EXERCISE BRIEF:
Reproduce the entries word for word, and omit any picture you find in them.

== INPUT ROWS ==

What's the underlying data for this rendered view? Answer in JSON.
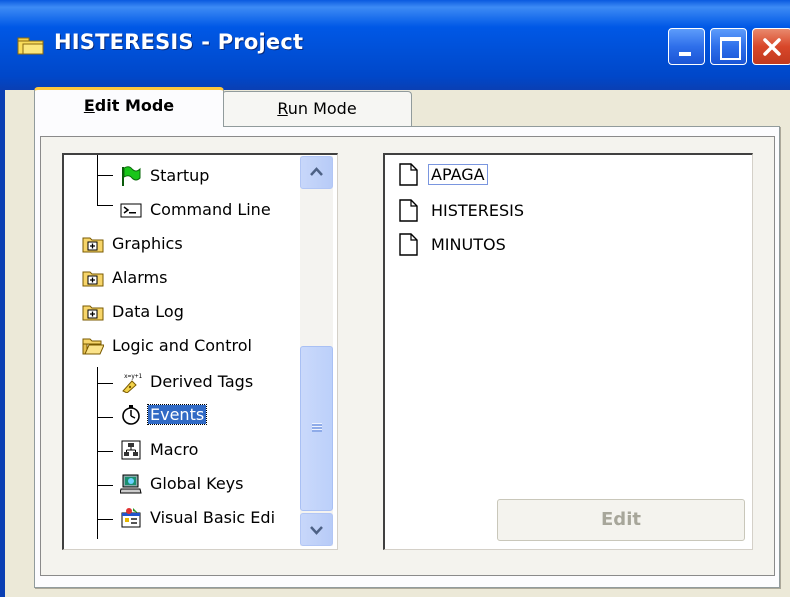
{
  "window": {
    "title": "HISTERESIS - Project",
    "controls": [
      "minimize",
      "maximize",
      "close"
    ]
  },
  "tabs": [
    {
      "label": "Edit Mode",
      "underline": "E",
      "rest": "dit Mode",
      "active": true
    },
    {
      "label": "Run Mode",
      "underline": "R",
      "rest": "un Mode",
      "active": false
    }
  ],
  "tree": {
    "items": [
      {
        "label": "Startup",
        "icon": "green-flag-icon",
        "level": 1
      },
      {
        "label": "Command Line",
        "icon": "command-line-icon",
        "level": 1
      },
      {
        "label": "Graphics",
        "icon": "folder-plus-icon",
        "level": 0
      },
      {
        "label": "Alarms",
        "icon": "folder-plus-icon",
        "level": 0
      },
      {
        "label": "Data Log",
        "icon": "folder-plus-icon",
        "level": 0
      },
      {
        "label": "Logic and Control",
        "icon": "folder-open-icon",
        "level": 0
      },
      {
        "label": "Derived Tags",
        "icon": "derived-tags-icon",
        "level": 1
      },
      {
        "label": "Events",
        "icon": "stopwatch-icon",
        "level": 1,
        "selected": true
      },
      {
        "label": "Macro",
        "icon": "macro-icon",
        "level": 1
      },
      {
        "label": "Global Keys",
        "icon": "global-keys-icon",
        "level": 1
      },
      {
        "label": "Visual Basic Edi",
        "icon": "visual-basic-icon",
        "level": 1
      }
    ]
  },
  "list": {
    "items": [
      {
        "label": "APAGA",
        "focused": true
      },
      {
        "label": "HISTERESIS",
        "focused": false
      },
      {
        "label": "MINUTOS",
        "focused": false
      }
    ]
  },
  "buttons": {
    "edit_label": "Edit",
    "edit_enabled": false
  },
  "colors": {
    "titlebar": "#0058e6",
    "selection": "#316ac5",
    "face": "#ece9d8",
    "active_tab_accent": "#ffc83c"
  }
}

===

THE RESPONSE:
What's the underlying data for this rendered view? Answer in JSON.
{
  "window": {
    "title": "HISTERESIS - Project",
    "controls": [
      "minimize",
      "maximize",
      "close"
    ]
  },
  "tabs": [
    {
      "label": "Edit Mode",
      "underline": "E",
      "rest": "dit Mode",
      "active": true
    },
    {
      "label": "Run Mode",
      "underline": "R",
      "rest": "un Mode",
      "active": false
    }
  ],
  "tree": {
    "items": [
      {
        "label": "Startup",
        "icon": "green-flag-icon",
        "level": 1
      },
      {
        "label": "Command Line",
        "icon": "command-line-icon",
        "level": 1
      },
      {
        "label": "Graphics",
        "icon": "folder-plus-icon",
        "level": 0
      },
      {
        "label": "Alarms",
        "icon": "folder-plus-icon",
        "level": 0
      },
      {
        "label": "Data Log",
        "icon": "folder-plus-icon",
        "level": 0
      },
      {
        "label": "Logic and Control",
        "icon": "folder-open-icon",
        "level": 0
      },
      {
        "label": "Derived Tags",
        "icon": "derived-tags-icon",
        "level": 1
      },
      {
        "label": "Events",
        "icon": "stopwatch-icon",
        "level": 1,
        "selected": true
      },
      {
        "label": "Macro",
        "icon": "macro-icon",
        "level": 1
      },
      {
        "label": "Global Keys",
        "icon": "global-keys-icon",
        "level": 1
      },
      {
        "label": "Visual Basic Edi",
        "icon": "visual-basic-icon",
        "level": 1
      }
    ]
  },
  "list": {
    "items": [
      {
        "label": "APAGA",
        "focused": true
      },
      {
        "label": "HISTERESIS",
        "focused": false
      },
      {
        "label": "MINUTOS",
        "focused": false
      }
    ]
  },
  "buttons": {
    "edit_label": "Edit",
    "edit_enabled": false
  },
  "colors": {
    "titlebar": "#0058e6",
    "selection": "#316ac5",
    "face": "#ece9d8",
    "active_tab_accent": "#ffc83c"
  }
}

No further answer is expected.